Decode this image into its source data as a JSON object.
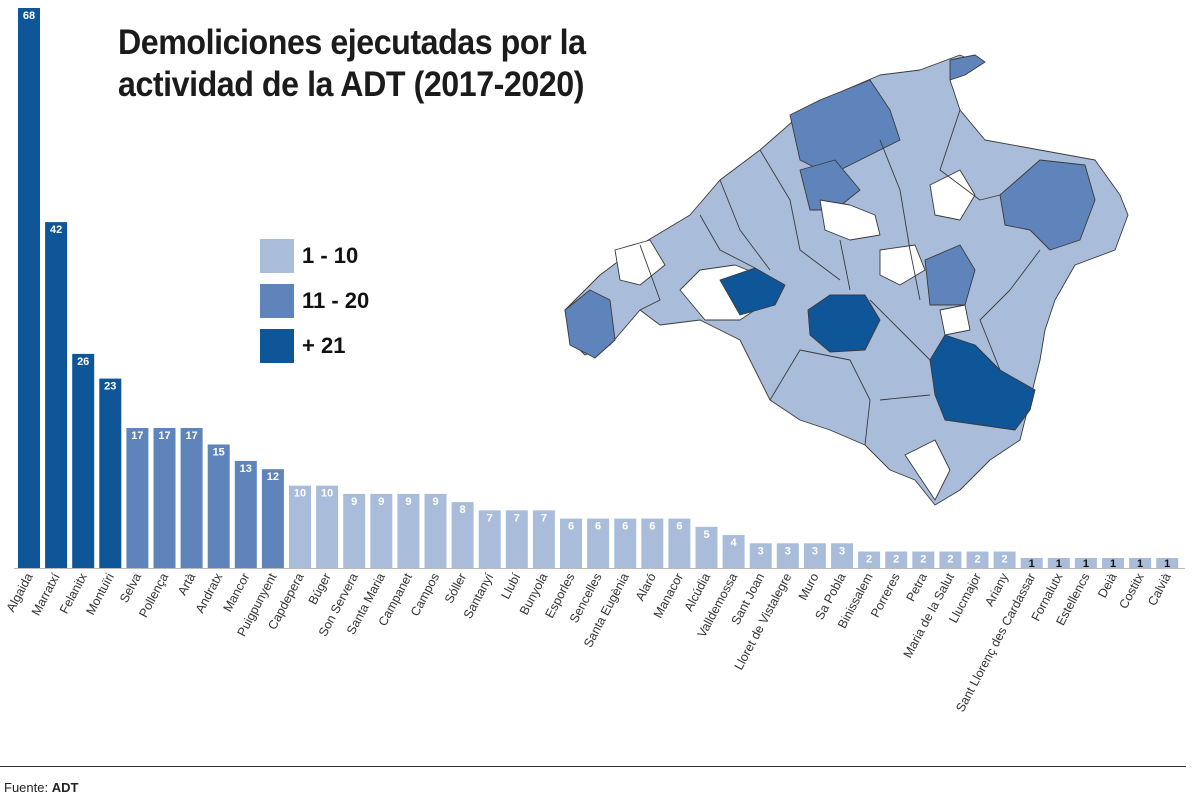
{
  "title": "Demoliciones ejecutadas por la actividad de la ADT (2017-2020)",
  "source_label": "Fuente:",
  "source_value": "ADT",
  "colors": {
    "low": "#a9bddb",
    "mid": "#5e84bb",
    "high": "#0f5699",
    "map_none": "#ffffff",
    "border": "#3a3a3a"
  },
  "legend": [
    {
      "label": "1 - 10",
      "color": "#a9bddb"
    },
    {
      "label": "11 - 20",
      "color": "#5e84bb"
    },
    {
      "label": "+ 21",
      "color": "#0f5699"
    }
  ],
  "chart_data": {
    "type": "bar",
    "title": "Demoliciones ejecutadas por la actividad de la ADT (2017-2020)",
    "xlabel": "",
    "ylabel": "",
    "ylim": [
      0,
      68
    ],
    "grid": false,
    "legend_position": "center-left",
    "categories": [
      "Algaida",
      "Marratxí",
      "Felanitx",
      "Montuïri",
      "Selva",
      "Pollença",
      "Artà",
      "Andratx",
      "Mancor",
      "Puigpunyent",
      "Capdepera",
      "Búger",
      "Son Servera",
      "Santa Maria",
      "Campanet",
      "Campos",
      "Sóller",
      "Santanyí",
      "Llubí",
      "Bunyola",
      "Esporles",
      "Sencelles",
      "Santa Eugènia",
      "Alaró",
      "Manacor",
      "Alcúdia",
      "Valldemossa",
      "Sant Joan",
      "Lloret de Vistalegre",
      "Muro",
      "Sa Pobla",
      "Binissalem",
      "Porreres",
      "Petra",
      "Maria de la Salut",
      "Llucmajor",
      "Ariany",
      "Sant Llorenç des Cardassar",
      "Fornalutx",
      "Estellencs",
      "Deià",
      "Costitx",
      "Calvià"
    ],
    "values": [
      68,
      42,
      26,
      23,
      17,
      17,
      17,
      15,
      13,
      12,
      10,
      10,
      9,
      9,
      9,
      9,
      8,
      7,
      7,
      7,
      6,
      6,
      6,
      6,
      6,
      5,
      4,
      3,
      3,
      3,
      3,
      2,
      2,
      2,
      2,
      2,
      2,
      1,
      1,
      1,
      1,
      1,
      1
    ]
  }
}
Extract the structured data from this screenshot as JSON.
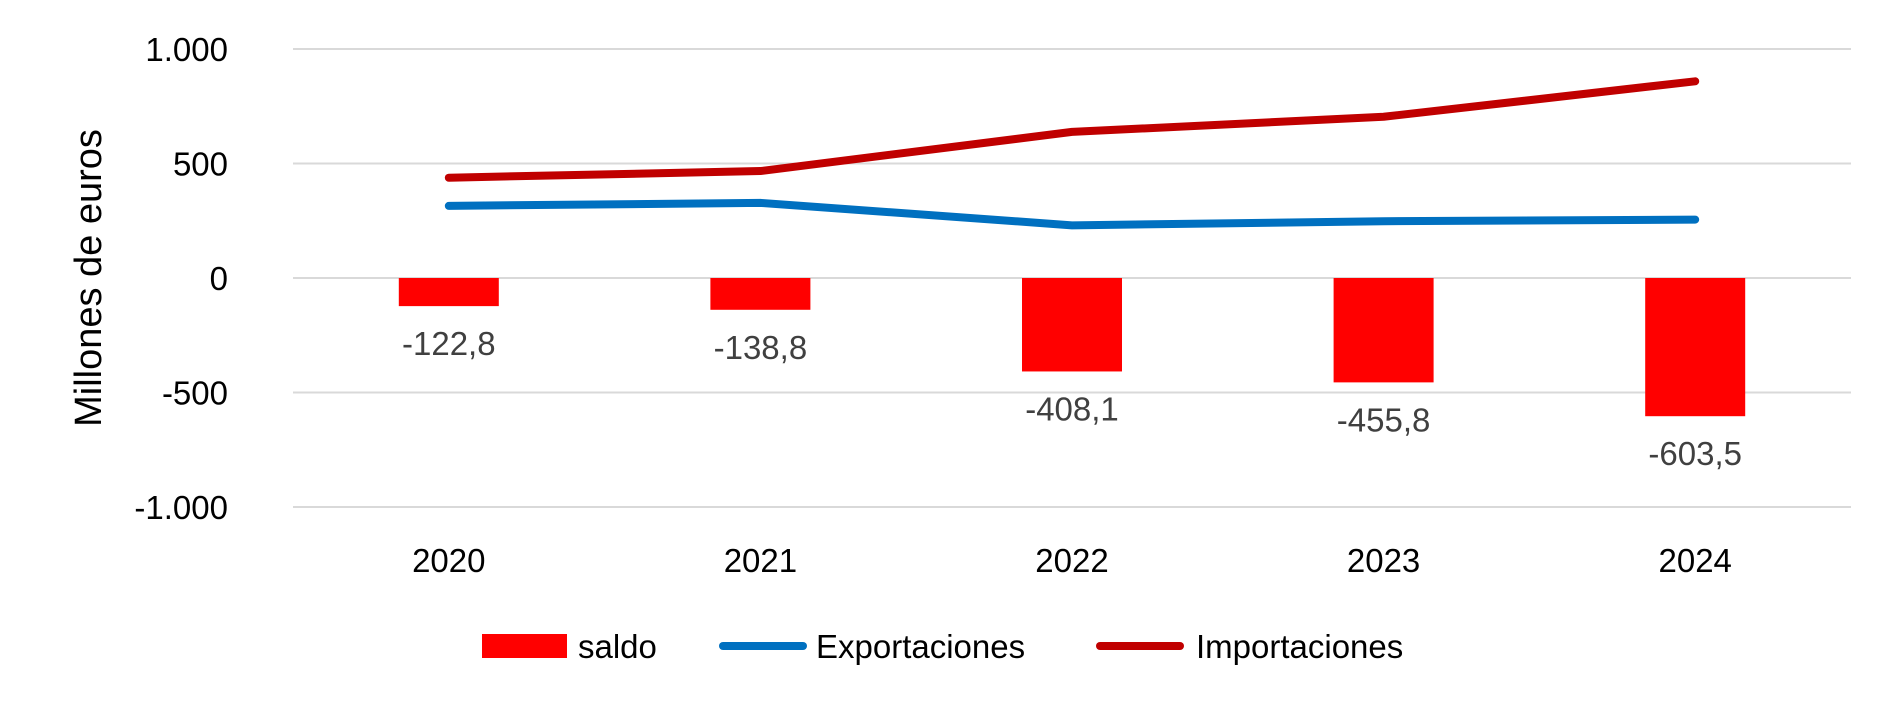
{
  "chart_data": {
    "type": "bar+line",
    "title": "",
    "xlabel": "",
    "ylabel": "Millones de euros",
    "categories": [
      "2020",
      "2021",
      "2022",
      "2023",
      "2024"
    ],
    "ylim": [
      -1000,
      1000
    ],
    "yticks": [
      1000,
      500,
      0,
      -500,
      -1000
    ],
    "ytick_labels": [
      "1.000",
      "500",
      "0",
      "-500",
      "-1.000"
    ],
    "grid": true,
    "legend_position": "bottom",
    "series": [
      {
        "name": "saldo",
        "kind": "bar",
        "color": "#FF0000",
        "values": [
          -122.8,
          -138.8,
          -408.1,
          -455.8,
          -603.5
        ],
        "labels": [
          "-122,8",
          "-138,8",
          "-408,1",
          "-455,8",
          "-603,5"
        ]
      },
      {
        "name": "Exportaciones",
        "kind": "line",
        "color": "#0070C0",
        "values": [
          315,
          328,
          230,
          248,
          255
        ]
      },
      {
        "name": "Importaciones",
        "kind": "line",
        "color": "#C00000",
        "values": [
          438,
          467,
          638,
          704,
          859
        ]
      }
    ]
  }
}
#####
Gather up the lines containing the word "JSON" from these records and copy them.

-- THE ANSWER --
Decode this image into its source data as a JSON object.
Extract the structured data from this screenshot as JSON.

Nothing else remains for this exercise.